* [EXERCISE]:
Will you write out all the entries below exactly?

* [Rows from a dataset]:
------------------------------------------------

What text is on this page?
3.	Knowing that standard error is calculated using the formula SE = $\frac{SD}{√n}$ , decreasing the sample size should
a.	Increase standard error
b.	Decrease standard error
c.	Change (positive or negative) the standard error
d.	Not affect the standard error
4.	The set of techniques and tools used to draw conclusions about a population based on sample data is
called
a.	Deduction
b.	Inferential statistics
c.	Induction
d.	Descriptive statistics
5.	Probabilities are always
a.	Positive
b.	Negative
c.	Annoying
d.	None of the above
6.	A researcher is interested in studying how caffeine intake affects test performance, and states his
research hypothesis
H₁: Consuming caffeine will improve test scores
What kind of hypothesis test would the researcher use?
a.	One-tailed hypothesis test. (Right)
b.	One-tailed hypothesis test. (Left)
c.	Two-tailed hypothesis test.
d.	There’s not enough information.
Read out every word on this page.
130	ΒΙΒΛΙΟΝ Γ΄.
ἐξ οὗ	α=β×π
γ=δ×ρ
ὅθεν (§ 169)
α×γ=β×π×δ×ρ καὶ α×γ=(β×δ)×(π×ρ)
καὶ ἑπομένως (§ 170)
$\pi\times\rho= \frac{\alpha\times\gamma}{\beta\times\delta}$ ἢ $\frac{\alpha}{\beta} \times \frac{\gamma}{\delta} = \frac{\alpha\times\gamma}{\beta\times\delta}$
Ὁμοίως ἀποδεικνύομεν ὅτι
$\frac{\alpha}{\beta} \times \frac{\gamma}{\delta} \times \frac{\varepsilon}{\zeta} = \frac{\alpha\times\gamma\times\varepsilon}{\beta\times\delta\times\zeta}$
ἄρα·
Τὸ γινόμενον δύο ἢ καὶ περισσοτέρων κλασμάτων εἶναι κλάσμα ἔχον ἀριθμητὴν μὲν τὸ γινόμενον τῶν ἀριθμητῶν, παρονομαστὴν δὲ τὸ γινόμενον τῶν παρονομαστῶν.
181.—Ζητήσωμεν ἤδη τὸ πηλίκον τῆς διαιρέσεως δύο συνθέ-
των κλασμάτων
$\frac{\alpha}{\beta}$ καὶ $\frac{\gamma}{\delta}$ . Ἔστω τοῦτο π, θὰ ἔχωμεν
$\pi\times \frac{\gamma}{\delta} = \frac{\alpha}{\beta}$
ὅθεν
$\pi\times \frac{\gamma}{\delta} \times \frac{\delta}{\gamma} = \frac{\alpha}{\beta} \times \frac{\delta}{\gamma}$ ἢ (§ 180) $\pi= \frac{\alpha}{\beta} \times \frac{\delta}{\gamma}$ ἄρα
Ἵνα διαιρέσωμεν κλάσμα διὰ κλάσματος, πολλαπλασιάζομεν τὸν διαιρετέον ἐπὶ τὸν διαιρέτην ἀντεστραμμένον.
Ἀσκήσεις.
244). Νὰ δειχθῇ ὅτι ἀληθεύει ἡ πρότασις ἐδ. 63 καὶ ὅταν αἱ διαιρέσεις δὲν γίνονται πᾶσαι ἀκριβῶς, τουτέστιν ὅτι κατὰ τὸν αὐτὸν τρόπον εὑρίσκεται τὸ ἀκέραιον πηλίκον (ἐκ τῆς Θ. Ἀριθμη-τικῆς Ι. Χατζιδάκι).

------------------------------------------------

* [THE RESULT]:
What text is on this page?
3.	Knowing that standard error is calculated using the formula SE = $\frac{SD}{√n}$ , decreasing the sample size should
a.	Increase standard error
b.	Decrease standard error
c.	Change (positive or negative) the standard error
d.	Not affect the standard error
4.	The set of techniques and tools used to draw conclusions about a population based on sample data is
called
a.	Deduction
b.	Inferential statistics
c.	Induction
d.	Descriptive statistics
5.	Probabilities are always
a.	Positive
b.	Negative
c.	Annoying
d.	None of the above
6.	A researcher is interested in studying how caffeine intake affects test performance, and states his
research hypothesis
H₁: Consuming caffeine will improve test scores
What kind of hypothesis test would the researcher use?
a.	One-tailed hypothesis test. (Right)
b.	One-tailed hypothesis test. (Left)
c.	Two-tailed hypothesis test.
d.	There’s not enough information.
Read out every word on this page.
130	ΒΙΒΛΙΟΝ Γ΄.
ἐξ οὗ	α=β×π
γ=δ×ρ
ὅθεν (§ 169)
α×γ=β×π×δ×ρ καὶ α×γ=(β×δ)×(π×ρ)
καὶ ἑπομένως (§ 170)
$\pi\times\rho= \frac{\alpha\times\gamma}{\beta\times\delta}$ ἢ $\frac{\alpha}{\beta} \times \frac{\gamma}{\delta} = \frac{\alpha\times\gamma}{\beta\times\delta}$
Ὁμοίως ἀποδεικνύομεν ὅτι
$\frac{\alpha}{\beta} \times \frac{\gamma}{\delta} \times \frac{\varepsilon}{\zeta} = \frac{\alpha\times\gamma\times\varepsilon}{\beta\times\delta\times\zeta}$
ἄρα·
Τὸ γινόμενον δύο ἢ καὶ περισσοτέρων κλασμάτων εἶναι κλάσμα ἔχον ἀριθμητὴν μὲν τὸ γινόμενον τῶν ἀριθμητῶν, παρονομαστὴν δὲ τὸ γινόμενον τῶν παρονομαστῶν.
181.—Ζητήσωμεν ἤδη τὸ πηλίκον τῆς διαιρέσεως δύο συνθέ-
των κλασμάτων
$\frac{\alpha}{\beta}$ καὶ $\frac{\gamma}{\delta}$ . Ἔστω τοῦτο π, θὰ ἔχωμεν
$\pi\times \frac{\gamma}{\delta} = \frac{\alpha}{\beta}$
ὅθεν
$\pi\times \frac{\gamma}{\delta} \times \frac{\delta}{\gamma} = \frac{\alpha}{\beta} \times \frac{\delta}{\gamma}$ ἢ (§ 180) $\pi= \frac{\alpha}{\beta} \times \frac{\delta}{\gamma}$ ἄρα
Ἵνα διαιρέσωμεν κλάσμα διὰ κλάσματος, πολλαπλασιάζομεν τὸν διαιρετέον ἐπὶ τὸν διαιρέτην ἀντεστραμμένον.
Ἀσκήσεις.
244). Νὰ δειχθῇ ὅτι ἀληθεύει ἡ πρότασις ἐδ. 63 καὶ ὅταν αἱ διαιρέσεις δὲν γίνονται πᾶσαι ἀκριβῶς, τουτέστιν ὅτι κατὰ τὸν αὐτὸν τρόπον εὑρίσκεται τὸ ἀκέραιον πηλίκον (ἐκ τῆς Θ. Ἀριθμη-τικῆς Ι. Χατζιδάκι).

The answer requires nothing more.